— Start Supplied information —

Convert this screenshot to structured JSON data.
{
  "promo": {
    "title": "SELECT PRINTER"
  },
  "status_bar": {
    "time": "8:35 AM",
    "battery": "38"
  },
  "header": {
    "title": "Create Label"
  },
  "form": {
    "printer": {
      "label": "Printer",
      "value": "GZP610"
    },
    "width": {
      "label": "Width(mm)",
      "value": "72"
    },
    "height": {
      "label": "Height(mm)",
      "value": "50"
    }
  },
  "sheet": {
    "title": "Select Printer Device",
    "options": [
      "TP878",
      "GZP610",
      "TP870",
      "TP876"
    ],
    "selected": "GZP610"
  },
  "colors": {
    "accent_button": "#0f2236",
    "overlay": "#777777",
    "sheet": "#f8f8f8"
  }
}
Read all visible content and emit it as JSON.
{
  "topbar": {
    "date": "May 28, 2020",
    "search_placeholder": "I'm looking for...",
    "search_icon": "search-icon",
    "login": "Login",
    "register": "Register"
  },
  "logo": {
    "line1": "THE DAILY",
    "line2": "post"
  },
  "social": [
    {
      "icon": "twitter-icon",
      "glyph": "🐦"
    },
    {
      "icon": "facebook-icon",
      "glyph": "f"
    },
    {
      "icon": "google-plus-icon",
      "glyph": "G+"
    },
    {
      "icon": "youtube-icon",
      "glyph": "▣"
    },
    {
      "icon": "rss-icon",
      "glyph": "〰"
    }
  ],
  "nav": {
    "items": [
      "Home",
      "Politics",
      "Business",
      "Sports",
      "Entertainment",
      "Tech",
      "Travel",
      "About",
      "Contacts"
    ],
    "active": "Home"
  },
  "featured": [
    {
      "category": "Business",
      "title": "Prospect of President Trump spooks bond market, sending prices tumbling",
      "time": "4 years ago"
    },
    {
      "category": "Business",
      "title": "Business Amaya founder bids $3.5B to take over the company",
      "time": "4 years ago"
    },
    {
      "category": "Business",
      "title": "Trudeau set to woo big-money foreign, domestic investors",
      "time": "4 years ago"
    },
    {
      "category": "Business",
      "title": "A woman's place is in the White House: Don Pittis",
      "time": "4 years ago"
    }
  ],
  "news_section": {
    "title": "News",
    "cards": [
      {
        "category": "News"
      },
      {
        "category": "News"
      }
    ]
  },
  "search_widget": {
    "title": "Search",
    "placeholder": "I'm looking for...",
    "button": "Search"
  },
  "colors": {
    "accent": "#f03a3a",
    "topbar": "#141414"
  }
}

— End Supplied information —

* Directions for this task: Please give back all of the records exactly as written.

* Result of the exercise:
Convert this screenshot to structured JSON data.
{
  "promo": {
    "title": "SELECT PRINTER"
  },
  "status_bar": {
    "time": "8:35 AM",
    "battery": "38"
  },
  "header": {
    "title": "Create Label"
  },
  "form": {
    "printer": {
      "label": "Printer",
      "value": "GZP610"
    },
    "width": {
      "label": "Width(mm)",
      "value": "72"
    },
    "height": {
      "label": "Height(mm)",
      "value": "50"
    }
  },
  "sheet": {
    "title": "Select Printer Device",
    "options": [
      "TP878",
      "GZP610",
      "TP870",
      "TP876"
    ],
    "selected": "GZP610"
  },
  "colors": {
    "accent_button": "#0f2236",
    "overlay": "#777777",
    "sheet": "#f8f8f8"
  }
}
Read all visible content and emit it as JSON.
{
  "topbar": {
    "date": "May 28, 2020",
    "search_placeholder": "I'm looking for...",
    "search_icon": "search-icon",
    "login": "Login",
    "register": "Register"
  },
  "logo": {
    "line1": "THE DAILY",
    "line2": "post"
  },
  "social": [
    {
      "icon": "twitter-icon",
      "glyph": "🐦"
    },
    {
      "icon": "facebook-icon",
      "glyph": "f"
    },
    {
      "icon": "google-plus-icon",
      "glyph": "G+"
    },
    {
      "icon": "youtube-icon",
      "glyph": "▣"
    },
    {
      "icon": "rss-icon",
      "glyph": "〰"
    }
  ],
  "nav": {
    "items": [
      "Home",
      "Politics",
      "Business",
      "Sports",
      "Entertainment",
      "Tech",
      "Travel",
      "About",
      "Contacts"
    ],
    "active": "Home"
  },
  "featured": [
    {
      "category": "Business",
      "title": "Prospect of President Trump spooks bond market, sending prices tumbling",
      "time": "4 years ago"
    },
    {
      "category": "Business",
      "title": "Business Amaya founder bids $3.5B to take over the company",
      "time": "4 years ago"
    },
    {
      "category": "Business",
      "title": "Trudeau set to woo big-money foreign, domestic investors",
      "time": "4 years ago"
    },
    {
      "category": "Business",
      "title": "A woman's place is in the White House: Don Pittis",
      "time": "4 years ago"
    }
  ],
  "news_section": {
    "title": "News",
    "cards": [
      {
        "category": "News"
      },
      {
        "category": "News"
      }
    ]
  },
  "search_widget": {
    "title": "Search",
    "placeholder": "I'm looking for...",
    "button": "Search"
  },
  "colors": {
    "accent": "#f03a3a",
    "topbar": "#141414"
  }
}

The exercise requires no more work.